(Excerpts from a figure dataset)
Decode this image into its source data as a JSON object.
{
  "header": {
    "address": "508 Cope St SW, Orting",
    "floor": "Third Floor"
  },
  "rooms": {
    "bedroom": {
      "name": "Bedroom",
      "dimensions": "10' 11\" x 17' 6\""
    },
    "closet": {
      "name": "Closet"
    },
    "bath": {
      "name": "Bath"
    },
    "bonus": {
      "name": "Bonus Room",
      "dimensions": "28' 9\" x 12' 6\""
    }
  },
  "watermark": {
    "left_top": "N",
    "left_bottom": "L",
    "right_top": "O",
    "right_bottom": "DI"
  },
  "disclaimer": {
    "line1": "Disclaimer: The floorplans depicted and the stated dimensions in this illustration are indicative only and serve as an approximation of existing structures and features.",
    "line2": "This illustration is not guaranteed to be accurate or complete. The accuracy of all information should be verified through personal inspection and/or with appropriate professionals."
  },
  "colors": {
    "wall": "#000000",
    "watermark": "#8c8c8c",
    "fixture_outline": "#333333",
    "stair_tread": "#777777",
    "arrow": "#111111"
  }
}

§ **PROMPT**
Of the lines in the records, determine how many contain the word "dimensions", and report that number alone.

§ **OUTPUT OF THE TASK**
3